## STATED GOAL:
From the data that follows, report how many lines hold the string "object", giving only the number.

[Records excerpted from a collection]
-----
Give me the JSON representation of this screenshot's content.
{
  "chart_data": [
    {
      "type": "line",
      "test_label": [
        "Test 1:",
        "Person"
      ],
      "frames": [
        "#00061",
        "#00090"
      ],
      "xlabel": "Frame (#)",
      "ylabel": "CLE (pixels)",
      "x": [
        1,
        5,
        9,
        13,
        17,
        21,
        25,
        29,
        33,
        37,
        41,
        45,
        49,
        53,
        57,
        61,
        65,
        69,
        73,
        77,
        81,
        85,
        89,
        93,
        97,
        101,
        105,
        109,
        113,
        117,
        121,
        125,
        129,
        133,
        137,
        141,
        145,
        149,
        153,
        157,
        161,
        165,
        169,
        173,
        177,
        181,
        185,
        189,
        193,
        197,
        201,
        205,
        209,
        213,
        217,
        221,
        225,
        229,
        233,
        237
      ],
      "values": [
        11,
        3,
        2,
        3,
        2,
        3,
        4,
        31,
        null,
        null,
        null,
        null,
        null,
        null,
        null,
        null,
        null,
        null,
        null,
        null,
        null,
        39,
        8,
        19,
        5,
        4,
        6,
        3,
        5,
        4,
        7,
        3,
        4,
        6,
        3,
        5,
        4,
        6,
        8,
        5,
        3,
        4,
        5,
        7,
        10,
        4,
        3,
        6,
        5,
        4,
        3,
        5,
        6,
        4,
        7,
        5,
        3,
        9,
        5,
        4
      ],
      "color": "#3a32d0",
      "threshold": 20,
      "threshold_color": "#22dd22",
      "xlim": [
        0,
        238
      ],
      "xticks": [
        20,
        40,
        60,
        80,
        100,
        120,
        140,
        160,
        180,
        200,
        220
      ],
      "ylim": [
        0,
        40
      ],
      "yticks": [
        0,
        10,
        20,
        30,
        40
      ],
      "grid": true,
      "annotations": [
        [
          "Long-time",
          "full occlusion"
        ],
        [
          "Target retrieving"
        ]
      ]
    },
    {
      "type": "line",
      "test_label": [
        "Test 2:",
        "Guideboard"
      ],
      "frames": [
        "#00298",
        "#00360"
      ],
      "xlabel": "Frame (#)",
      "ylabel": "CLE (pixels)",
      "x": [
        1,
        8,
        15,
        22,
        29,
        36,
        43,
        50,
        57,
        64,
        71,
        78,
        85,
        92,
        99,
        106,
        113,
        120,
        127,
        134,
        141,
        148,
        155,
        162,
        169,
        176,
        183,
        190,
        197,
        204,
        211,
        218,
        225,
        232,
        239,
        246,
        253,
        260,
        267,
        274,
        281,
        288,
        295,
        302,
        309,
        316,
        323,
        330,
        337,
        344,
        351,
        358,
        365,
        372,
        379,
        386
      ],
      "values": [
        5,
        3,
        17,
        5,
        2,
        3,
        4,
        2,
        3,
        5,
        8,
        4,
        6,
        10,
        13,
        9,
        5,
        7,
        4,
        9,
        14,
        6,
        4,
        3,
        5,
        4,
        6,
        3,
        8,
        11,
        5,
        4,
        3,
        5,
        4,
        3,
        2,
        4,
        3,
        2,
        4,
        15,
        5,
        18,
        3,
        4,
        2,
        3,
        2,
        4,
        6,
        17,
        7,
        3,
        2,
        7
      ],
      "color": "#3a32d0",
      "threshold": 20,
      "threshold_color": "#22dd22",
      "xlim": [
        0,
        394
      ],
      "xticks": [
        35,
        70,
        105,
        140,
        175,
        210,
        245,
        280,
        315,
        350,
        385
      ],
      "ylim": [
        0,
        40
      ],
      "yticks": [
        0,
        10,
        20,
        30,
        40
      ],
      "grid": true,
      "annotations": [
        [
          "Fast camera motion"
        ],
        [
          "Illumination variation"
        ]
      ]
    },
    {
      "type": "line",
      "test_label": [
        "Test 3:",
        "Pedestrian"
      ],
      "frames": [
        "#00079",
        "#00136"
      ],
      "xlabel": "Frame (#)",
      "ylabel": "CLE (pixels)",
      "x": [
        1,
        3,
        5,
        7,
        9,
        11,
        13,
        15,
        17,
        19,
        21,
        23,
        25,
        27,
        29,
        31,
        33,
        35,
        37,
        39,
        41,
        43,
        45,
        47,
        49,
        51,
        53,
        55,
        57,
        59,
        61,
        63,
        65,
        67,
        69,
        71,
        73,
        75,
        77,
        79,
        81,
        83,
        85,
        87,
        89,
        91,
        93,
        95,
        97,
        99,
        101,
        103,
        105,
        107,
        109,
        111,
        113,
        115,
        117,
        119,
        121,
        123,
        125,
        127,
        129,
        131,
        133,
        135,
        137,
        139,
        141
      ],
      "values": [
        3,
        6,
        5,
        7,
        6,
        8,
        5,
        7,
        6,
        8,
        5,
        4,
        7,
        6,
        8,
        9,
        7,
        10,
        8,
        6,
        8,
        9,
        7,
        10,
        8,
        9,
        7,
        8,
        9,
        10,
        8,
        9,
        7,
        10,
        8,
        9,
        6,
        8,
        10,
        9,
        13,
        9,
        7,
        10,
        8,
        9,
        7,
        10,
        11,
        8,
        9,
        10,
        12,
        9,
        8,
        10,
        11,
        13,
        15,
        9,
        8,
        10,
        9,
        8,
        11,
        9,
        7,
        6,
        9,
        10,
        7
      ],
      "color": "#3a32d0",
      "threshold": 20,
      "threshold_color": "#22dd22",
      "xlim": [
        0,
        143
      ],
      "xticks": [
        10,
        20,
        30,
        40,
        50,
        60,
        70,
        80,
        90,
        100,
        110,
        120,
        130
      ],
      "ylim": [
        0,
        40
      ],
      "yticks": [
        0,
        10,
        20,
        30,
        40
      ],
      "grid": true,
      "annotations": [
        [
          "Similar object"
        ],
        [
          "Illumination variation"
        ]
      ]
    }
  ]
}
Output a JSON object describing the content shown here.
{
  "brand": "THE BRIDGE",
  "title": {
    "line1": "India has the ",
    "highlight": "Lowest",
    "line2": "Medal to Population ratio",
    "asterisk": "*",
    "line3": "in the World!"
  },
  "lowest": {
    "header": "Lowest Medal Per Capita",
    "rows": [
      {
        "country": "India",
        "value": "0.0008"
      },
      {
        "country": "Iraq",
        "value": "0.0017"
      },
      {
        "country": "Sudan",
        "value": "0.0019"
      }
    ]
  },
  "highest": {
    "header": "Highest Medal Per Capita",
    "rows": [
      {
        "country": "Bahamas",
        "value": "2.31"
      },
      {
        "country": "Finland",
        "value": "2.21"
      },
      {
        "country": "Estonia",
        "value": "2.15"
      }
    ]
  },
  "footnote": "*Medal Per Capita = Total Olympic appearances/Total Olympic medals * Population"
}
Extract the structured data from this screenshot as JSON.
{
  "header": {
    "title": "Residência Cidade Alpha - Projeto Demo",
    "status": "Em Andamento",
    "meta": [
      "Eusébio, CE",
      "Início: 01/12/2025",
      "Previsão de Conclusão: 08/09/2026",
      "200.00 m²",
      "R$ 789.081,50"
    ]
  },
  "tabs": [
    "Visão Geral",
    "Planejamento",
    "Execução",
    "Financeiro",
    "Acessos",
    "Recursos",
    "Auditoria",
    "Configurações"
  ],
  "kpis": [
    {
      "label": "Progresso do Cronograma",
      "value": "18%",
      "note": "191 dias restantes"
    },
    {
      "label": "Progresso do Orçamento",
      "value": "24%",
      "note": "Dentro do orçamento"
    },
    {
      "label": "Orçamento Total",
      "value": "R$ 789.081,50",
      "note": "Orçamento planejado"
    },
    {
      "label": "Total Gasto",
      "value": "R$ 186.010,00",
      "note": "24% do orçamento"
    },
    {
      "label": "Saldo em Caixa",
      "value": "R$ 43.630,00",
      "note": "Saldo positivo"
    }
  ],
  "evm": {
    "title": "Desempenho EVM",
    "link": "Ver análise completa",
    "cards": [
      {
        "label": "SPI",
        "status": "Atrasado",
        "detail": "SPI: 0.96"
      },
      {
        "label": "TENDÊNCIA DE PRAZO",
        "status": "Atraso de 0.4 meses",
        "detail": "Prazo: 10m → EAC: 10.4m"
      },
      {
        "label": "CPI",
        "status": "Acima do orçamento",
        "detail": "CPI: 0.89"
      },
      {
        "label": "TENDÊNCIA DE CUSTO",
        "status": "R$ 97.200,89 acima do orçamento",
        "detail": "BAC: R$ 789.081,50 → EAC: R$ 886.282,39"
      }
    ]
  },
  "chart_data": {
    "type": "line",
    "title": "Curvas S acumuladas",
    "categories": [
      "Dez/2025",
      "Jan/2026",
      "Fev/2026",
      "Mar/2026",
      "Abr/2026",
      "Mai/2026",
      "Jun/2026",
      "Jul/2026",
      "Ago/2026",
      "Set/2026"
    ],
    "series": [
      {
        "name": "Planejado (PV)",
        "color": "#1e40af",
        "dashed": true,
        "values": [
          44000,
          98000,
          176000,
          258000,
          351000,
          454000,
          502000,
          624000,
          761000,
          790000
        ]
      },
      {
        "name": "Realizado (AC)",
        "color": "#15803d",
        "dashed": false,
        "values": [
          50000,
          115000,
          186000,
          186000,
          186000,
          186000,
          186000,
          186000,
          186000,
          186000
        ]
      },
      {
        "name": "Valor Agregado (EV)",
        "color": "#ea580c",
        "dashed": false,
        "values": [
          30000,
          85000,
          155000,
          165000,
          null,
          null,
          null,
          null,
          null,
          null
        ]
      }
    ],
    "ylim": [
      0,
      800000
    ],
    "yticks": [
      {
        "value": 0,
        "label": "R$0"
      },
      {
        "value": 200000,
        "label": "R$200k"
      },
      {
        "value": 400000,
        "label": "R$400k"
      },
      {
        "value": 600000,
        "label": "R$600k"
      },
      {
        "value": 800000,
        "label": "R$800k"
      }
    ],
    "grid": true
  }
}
-----
## WRITTEN RESPONSE:
2